Text block —
==*==
TL;DR — Cheney’s semispace copying collector divides the heap into two equal regions, continuously copying live objects from the from‑space to the to‑space during collection. The algorithm offers simple pause‑time guarantees but demands careful handling of pointer updates, object forwarding, and memory fragmentation.

Garbage collection is often presented as a black‑box service that magically reclaims memory, yet the underlying mechanics of a collector can dramatically affect a language’s performance characteristics. Among the classic algorithms, Cheney’s semispace copying collector stands out for its elegance and deterministic pause behaviour. This article pulls back the curtain, describing each mechanical step, analysing the runtime costs, and offering concrete guidance for engineers who need to implement or tune a Cheney‑style collector in a production runtime.
==*==
Work to do — Do these statements agree with the text on Cheney's collector? (a) The heap is split into two regions of equal size. (b) The collector is described as having unpredictable pauses. (c) Pointer updates need no special care. Answer yes or no for each and quote the deciding words.

(Annotated element data)
==*==
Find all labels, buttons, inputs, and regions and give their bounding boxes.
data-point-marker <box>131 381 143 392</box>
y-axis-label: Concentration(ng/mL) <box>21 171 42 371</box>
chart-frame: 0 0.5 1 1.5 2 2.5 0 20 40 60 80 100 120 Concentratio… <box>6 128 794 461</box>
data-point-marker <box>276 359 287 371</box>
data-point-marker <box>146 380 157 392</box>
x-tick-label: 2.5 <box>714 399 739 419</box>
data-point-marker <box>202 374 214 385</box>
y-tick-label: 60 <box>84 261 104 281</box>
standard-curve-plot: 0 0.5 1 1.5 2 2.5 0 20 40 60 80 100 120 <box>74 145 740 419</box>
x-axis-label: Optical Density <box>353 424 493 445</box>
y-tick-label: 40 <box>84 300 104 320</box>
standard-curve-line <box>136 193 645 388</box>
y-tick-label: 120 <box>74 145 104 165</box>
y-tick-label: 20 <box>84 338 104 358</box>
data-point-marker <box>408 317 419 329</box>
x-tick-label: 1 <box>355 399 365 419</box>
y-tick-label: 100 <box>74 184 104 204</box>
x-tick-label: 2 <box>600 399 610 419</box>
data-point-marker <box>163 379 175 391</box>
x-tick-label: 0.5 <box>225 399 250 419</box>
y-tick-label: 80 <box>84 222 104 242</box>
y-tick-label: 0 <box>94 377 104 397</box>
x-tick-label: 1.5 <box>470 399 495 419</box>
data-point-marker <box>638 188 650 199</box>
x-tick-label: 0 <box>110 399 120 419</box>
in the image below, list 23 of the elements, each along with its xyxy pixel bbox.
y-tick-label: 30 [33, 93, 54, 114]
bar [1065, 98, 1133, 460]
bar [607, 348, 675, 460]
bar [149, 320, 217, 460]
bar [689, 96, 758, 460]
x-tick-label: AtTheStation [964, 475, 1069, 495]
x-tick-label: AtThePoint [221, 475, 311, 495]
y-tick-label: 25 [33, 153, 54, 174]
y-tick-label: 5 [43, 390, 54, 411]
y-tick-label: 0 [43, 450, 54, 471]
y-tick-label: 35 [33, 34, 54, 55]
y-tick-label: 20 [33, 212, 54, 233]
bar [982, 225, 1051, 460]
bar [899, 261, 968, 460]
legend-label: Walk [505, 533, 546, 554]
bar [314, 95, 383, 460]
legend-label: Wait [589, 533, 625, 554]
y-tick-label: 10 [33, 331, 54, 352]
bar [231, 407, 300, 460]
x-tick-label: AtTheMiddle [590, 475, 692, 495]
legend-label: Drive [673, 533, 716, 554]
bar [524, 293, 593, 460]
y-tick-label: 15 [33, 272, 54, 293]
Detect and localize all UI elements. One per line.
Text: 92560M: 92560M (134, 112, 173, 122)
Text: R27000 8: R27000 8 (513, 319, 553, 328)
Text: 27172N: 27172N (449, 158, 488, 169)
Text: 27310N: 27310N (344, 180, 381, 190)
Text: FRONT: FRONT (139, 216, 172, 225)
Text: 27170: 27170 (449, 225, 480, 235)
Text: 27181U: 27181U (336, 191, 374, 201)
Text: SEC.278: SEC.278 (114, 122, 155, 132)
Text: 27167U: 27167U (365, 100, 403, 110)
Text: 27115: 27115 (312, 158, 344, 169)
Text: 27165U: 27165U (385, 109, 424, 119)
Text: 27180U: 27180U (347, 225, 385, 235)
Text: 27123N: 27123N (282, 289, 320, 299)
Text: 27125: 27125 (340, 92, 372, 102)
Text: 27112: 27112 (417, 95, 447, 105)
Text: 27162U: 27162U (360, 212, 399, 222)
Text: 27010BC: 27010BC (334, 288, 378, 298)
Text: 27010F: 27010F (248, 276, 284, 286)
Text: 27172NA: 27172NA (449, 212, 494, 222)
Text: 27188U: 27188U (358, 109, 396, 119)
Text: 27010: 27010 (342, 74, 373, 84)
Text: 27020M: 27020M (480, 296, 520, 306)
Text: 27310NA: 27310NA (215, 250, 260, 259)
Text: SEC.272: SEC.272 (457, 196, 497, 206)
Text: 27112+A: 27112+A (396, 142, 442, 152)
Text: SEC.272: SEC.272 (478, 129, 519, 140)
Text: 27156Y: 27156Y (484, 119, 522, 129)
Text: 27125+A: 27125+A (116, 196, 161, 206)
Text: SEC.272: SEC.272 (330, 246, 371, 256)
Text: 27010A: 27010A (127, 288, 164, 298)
==*==
Response below —
(a) Yes: "divides the heap into two equal regions"
(b) No: "deterministic pause behaviour"
(c) No: "demands careful handling of pointer updates"